| Supplied entries |
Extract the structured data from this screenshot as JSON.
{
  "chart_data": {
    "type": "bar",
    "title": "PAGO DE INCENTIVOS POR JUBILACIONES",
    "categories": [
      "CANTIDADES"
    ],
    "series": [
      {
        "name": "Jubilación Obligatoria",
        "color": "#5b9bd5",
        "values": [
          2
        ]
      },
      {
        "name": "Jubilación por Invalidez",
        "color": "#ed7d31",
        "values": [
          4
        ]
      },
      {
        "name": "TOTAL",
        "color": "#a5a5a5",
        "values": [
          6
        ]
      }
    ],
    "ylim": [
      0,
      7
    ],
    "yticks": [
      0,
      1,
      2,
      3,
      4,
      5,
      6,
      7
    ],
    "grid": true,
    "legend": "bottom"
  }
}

| Task |
Go through the data and gather every line that holds "Jubilación".

| Expected answer |
        "name": "Jubilación Obligatoria",
        "name": "Jubilación por Invalidez",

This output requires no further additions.